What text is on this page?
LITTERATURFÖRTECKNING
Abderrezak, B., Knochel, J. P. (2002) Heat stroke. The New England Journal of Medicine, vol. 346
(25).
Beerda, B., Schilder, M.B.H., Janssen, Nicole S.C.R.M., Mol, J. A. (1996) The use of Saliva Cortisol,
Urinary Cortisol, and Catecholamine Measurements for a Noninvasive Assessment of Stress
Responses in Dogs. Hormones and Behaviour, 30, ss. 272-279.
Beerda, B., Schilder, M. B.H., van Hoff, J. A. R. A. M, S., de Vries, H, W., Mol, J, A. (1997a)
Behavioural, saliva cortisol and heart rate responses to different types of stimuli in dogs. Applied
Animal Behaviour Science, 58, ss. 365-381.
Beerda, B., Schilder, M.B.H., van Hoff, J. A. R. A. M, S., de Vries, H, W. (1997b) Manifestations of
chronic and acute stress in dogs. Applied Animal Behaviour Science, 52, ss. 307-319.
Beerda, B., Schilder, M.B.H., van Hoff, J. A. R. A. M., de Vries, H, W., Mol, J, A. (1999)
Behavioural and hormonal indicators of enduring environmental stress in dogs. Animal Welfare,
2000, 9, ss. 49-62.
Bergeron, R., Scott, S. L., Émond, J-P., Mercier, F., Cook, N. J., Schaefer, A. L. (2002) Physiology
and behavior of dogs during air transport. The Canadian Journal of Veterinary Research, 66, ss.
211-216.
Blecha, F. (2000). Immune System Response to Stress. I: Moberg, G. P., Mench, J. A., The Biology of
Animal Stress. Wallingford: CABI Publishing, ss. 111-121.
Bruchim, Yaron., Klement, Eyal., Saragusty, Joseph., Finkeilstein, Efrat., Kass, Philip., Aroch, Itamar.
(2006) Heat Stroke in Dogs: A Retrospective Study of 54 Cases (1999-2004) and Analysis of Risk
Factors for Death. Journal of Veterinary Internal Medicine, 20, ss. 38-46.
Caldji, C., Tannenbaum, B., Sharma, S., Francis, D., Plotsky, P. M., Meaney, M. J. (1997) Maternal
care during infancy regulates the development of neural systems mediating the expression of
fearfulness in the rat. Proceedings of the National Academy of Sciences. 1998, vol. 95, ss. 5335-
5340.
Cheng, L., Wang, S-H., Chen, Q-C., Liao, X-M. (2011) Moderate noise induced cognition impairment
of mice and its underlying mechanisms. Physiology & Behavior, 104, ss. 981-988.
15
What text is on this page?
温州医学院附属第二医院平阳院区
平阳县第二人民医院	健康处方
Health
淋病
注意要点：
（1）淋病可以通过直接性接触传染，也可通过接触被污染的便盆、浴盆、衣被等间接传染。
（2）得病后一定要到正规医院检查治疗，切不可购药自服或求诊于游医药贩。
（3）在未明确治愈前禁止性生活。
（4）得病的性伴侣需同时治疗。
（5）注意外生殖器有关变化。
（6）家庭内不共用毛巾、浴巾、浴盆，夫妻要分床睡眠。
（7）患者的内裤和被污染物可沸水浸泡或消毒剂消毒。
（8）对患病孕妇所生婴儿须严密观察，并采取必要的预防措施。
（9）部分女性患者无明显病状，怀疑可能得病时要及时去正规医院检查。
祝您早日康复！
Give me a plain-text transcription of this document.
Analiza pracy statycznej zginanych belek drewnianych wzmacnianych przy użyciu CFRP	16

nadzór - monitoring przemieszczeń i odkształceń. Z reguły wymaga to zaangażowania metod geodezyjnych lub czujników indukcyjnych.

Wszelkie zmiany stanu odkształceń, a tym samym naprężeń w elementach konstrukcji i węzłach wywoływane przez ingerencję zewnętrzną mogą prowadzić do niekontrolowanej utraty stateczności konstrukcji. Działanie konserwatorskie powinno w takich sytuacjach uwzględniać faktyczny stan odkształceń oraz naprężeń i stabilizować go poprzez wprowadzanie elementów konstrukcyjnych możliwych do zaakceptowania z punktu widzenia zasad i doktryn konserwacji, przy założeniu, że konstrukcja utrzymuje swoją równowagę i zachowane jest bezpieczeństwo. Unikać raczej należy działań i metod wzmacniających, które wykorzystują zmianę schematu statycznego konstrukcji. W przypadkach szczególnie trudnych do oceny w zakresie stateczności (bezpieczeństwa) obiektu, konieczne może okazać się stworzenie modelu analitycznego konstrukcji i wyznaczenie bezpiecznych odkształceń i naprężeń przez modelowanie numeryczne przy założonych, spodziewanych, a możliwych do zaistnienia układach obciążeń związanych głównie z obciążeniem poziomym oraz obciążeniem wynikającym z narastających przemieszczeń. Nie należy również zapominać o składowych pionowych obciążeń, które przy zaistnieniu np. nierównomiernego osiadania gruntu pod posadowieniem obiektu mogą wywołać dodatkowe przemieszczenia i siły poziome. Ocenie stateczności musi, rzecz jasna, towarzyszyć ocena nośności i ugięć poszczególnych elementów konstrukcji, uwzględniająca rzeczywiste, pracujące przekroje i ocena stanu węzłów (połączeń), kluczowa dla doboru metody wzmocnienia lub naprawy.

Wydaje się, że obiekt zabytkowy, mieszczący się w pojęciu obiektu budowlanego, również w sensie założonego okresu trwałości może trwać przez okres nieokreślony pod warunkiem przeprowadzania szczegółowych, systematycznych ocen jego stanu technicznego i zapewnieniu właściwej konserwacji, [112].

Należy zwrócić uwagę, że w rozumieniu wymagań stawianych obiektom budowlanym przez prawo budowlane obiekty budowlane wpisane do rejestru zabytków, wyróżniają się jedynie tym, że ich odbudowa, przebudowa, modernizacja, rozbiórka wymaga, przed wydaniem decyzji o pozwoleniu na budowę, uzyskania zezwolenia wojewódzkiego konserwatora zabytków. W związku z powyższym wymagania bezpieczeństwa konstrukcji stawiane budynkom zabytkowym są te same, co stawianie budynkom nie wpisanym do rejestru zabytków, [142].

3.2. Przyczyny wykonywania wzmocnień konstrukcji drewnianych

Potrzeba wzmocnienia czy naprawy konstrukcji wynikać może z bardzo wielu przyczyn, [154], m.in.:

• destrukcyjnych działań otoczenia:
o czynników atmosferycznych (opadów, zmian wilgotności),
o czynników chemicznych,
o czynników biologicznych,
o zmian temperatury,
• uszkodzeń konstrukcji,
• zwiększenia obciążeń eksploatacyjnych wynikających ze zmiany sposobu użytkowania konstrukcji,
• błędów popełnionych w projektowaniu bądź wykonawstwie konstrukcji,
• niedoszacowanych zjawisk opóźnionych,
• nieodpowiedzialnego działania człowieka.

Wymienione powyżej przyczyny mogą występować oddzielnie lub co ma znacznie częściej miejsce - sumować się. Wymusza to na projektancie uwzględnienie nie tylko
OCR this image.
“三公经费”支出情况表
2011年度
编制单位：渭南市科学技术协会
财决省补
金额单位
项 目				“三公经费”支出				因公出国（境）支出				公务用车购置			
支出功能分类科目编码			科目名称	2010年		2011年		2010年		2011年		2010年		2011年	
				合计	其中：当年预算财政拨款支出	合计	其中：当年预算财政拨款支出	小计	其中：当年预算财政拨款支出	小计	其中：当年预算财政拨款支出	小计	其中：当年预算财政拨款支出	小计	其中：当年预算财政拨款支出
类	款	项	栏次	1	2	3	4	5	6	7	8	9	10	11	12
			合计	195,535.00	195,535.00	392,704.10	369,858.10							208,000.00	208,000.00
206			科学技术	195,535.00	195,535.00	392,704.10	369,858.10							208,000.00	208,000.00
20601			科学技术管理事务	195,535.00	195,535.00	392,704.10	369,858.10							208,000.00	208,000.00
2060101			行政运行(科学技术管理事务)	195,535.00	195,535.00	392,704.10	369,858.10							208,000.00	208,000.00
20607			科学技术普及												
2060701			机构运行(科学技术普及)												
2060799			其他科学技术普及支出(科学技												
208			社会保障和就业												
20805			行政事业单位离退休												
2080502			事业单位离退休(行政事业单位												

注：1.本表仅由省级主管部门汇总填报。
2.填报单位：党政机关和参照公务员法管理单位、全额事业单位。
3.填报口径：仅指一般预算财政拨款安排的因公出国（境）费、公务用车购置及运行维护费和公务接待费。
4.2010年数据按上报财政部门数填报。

To do
Identify each line holding the string "obciążeń", and copy it out.

Final answer
Wszelkie zmiany stanu odkształceń, a tym samym naprężeń w elementach konstrukcji i węzłach wywoływane przez ingerencję zewnętrzną mogą prowadzić do niekontrolowanej utraty stateczności konstrukcji. Działanie konserwatorskie powinno w takich sytuacjach uwzględniać faktyczny stan odkształceń oraz naprężeń i stabilizować go poprzez wprowadzanie elementów konstrukcyjnych możliwych do zaakceptowania z punktu widzenia zasad i doktryn konserwacji, przy założeniu, że konstrukcja utrzymuje swoją równowagę i zachowane jest bezpieczeństwo. Unikać raczej należy działań i metod wzmacniających, które wykorzystują zmianę schematu statycznego konstrukcji. W przypadkach szczególnie trudnych do oceny w zakresie stateczności (bezpieczeństwa) obiektu, konieczne może okazać się stworzenie modelu analitycznego konstrukcji i wyznaczenie bezpiecznych odkształceń i naprężeń przez modelowanie numeryczne przy założonych, spodziewanych, a możliwych do zaistnienia układach obciążeń związanych głównie z obciążeniem poziomym oraz obciążeniem wynikającym z narastających przemieszczeń. Nie należy również zapominać o składowych pionowych obciążeń, które przy zaistnieniu np. nierównomiernego osiadania gruntu pod posadowieniem obiektu mogą wywołać dodatkowe przemieszczenia i siły poziome. Ocenie stateczności musi, rzecz jasna, towarzyszyć ocena nośności i ugięć poszczególnych elementów konstrukcji, uwzględniająca rzeczywiste, pracujące przekroje i ocena stanu węzłów (połączeń), kluczowa dla doboru metody wzmocnienia lub naprawy.
• zwiększenia obciążeń eksploatacyjnych wynikających ze zmiany sposobu użytkowania konstrukcji,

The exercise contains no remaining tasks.